## Action item
Reproduce all of the data exactly as written.

## Records
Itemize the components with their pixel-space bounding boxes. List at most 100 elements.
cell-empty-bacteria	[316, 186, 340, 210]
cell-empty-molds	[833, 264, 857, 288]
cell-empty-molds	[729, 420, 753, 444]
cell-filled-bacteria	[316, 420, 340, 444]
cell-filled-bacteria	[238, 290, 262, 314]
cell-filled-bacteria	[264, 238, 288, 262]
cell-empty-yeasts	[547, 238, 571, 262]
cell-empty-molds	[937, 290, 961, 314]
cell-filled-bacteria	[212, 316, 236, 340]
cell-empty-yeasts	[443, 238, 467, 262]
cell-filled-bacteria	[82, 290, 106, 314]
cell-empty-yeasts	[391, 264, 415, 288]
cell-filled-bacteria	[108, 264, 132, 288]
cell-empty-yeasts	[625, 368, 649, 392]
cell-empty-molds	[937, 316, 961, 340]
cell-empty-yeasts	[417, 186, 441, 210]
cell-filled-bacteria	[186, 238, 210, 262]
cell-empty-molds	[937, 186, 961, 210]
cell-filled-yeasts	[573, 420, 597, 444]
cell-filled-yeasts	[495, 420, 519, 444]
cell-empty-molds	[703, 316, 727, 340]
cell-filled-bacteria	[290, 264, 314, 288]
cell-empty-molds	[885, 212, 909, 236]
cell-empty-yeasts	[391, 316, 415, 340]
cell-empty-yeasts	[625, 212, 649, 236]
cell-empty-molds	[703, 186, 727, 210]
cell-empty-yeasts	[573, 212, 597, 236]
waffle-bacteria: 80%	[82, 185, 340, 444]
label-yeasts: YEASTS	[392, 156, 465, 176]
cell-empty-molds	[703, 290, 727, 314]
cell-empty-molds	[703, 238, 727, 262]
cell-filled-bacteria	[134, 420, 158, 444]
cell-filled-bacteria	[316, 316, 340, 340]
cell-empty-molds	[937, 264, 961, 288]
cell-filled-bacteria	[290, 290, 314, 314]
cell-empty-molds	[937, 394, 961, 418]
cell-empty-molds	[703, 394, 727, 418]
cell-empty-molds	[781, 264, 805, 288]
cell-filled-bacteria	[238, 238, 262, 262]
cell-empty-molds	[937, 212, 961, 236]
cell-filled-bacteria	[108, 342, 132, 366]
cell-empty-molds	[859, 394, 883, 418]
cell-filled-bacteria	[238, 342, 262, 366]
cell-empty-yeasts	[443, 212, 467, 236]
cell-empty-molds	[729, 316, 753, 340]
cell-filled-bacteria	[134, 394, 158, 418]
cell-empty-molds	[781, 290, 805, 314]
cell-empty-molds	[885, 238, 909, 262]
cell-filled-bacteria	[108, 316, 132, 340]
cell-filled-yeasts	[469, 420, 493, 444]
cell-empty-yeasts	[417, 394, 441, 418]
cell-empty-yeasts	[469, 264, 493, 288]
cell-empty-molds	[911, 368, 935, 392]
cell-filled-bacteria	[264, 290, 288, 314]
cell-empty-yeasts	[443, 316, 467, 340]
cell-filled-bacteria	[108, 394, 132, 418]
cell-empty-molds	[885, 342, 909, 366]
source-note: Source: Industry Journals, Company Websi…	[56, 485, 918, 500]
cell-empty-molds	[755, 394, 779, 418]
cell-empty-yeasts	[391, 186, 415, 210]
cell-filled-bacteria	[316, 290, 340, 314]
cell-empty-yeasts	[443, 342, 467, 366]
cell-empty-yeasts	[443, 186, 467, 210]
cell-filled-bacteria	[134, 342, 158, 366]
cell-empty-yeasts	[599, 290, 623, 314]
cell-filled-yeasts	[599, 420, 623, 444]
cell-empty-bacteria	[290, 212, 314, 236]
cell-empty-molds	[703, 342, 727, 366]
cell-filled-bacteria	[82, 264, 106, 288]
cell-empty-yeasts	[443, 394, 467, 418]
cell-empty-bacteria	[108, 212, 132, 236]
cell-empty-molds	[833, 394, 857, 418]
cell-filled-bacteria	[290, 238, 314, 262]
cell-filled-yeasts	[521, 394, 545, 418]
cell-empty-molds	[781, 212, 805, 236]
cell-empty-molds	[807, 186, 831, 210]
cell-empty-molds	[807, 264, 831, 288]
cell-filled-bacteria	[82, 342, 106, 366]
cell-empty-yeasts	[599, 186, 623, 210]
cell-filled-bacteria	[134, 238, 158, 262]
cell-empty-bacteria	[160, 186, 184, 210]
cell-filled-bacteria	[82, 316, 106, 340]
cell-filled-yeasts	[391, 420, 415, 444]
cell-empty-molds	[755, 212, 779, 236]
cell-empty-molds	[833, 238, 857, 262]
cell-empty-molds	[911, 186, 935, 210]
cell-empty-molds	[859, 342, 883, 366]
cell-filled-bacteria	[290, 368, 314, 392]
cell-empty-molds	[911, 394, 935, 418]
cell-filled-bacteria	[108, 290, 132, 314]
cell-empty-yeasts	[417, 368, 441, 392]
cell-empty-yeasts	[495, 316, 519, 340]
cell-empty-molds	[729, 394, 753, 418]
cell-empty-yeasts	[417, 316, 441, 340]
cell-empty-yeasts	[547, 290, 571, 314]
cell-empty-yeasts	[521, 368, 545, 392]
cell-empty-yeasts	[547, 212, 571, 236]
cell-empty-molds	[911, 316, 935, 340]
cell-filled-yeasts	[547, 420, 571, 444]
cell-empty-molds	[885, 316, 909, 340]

## Response area
Itemize the components with their pixel-space bounding boxes. List at most 100 elements.
cell-empty-bacteria	[316, 186, 340, 210]
cell-empty-molds	[833, 264, 857, 288]
cell-empty-molds	[729, 420, 753, 444]
cell-filled-bacteria	[316, 420, 340, 444]
cell-filled-bacteria	[238, 290, 262, 314]
cell-filled-bacteria	[264, 238, 288, 262]
cell-empty-yeasts	[547, 238, 571, 262]
cell-empty-molds	[937, 290, 961, 314]
cell-filled-bacteria	[212, 316, 236, 340]
cell-empty-yeasts	[443, 238, 467, 262]
cell-filled-bacteria	[82, 290, 106, 314]
cell-empty-yeasts	[391, 264, 415, 288]
cell-filled-bacteria	[108, 264, 132, 288]
cell-empty-yeasts	[625, 368, 649, 392]
cell-empty-molds	[937, 316, 961, 340]
cell-empty-yeasts	[417, 186, 441, 210]
cell-filled-bacteria	[186, 238, 210, 262]
cell-empty-molds	[937, 186, 961, 210]
cell-filled-yeasts	[573, 420, 597, 444]
cell-filled-yeasts	[495, 420, 519, 444]
cell-empty-molds	[703, 316, 727, 340]
cell-filled-bacteria	[290, 264, 314, 288]
cell-empty-molds	[885, 212, 909, 236]
cell-empty-yeasts	[391, 316, 415, 340]
cell-empty-yeasts	[625, 212, 649, 236]
cell-empty-molds	[703, 186, 727, 210]
cell-empty-yeasts	[573, 212, 597, 236]
waffle-bacteria: 80%	[82, 185, 340, 444]
label-yeasts: YEASTS	[392, 156, 465, 176]
cell-empty-molds	[703, 290, 727, 314]
cell-empty-molds	[703, 238, 727, 262]
cell-filled-bacteria	[134, 420, 158, 444]
cell-filled-bacteria	[316, 316, 340, 340]
cell-empty-molds	[937, 264, 961, 288]
cell-filled-bacteria	[290, 290, 314, 314]
cell-empty-molds	[937, 394, 961, 418]
cell-empty-molds	[703, 394, 727, 418]
cell-empty-molds	[781, 264, 805, 288]
cell-filled-bacteria	[238, 238, 262, 262]
cell-empty-molds	[937, 212, 961, 236]
cell-filled-bacteria	[108, 342, 132, 366]
cell-empty-molds	[859, 394, 883, 418]
cell-filled-bacteria	[238, 342, 262, 366]
cell-empty-yeasts	[443, 212, 467, 236]
cell-empty-molds	[729, 316, 753, 340]
cell-filled-bacteria	[134, 394, 158, 418]
cell-empty-molds	[781, 290, 805, 314]
cell-empty-molds	[885, 238, 909, 262]
cell-filled-bacteria	[108, 316, 132, 340]
cell-filled-yeasts	[469, 420, 493, 444]
cell-empty-yeasts	[417, 394, 441, 418]
cell-empty-yeasts	[469, 264, 493, 288]
cell-empty-molds	[911, 368, 935, 392]
cell-filled-bacteria	[264, 290, 288, 314]
cell-empty-yeasts	[443, 316, 467, 340]
cell-filled-bacteria	[108, 394, 132, 418]
cell-empty-molds	[885, 342, 909, 366]
source-note: Source: Industry Journals, Company Websi…	[56, 485, 918, 500]
cell-empty-molds	[755, 394, 779, 418]
cell-empty-yeasts	[391, 186, 415, 210]
cell-filled-bacteria	[316, 290, 340, 314]
cell-empty-yeasts	[443, 342, 467, 366]
cell-empty-yeasts	[443, 186, 467, 210]
cell-filled-bacteria	[134, 342, 158, 366]
cell-empty-yeasts	[599, 290, 623, 314]
cell-filled-yeasts	[599, 420, 623, 444]
cell-empty-bacteria	[290, 212, 314, 236]
cell-empty-molds	[703, 342, 727, 366]
cell-filled-bacteria	[82, 264, 106, 288]
cell-empty-yeasts	[443, 394, 467, 418]
cell-empty-bacteria	[108, 212, 132, 236]
cell-empty-molds	[833, 394, 857, 418]
cell-filled-bacteria	[290, 238, 314, 262]
cell-filled-yeasts	[521, 394, 545, 418]
cell-empty-molds	[781, 212, 805, 236]
cell-empty-molds	[807, 186, 831, 210]
cell-empty-molds	[807, 264, 831, 288]
cell-filled-bacteria	[82, 342, 106, 366]
cell-empty-yeasts	[599, 186, 623, 210]
cell-filled-bacteria	[134, 238, 158, 262]
cell-empty-bacteria	[160, 186, 184, 210]
cell-filled-bacteria	[82, 316, 106, 340]
cell-filled-yeasts	[391, 420, 415, 444]
cell-empty-molds	[755, 212, 779, 236]
cell-empty-molds	[833, 238, 857, 262]
cell-empty-molds	[911, 186, 935, 210]
cell-empty-molds	[859, 342, 883, 366]
cell-filled-bacteria	[290, 368, 314, 392]
cell-empty-molds	[911, 394, 935, 418]
cell-filled-bacteria	[108, 290, 132, 314]
cell-empty-yeasts	[417, 368, 441, 392]
cell-empty-yeasts	[495, 316, 519, 340]
cell-empty-molds	[729, 394, 753, 418]
cell-empty-yeasts	[417, 316, 441, 340]
cell-empty-yeasts	[547, 290, 571, 314]
cell-empty-yeasts	[521, 368, 545, 392]
cell-empty-yeasts	[547, 212, 571, 236]
cell-empty-molds	[911, 316, 935, 340]
cell-filled-yeasts	[547, 420, 571, 444]
cell-empty-molds	[885, 316, 909, 340]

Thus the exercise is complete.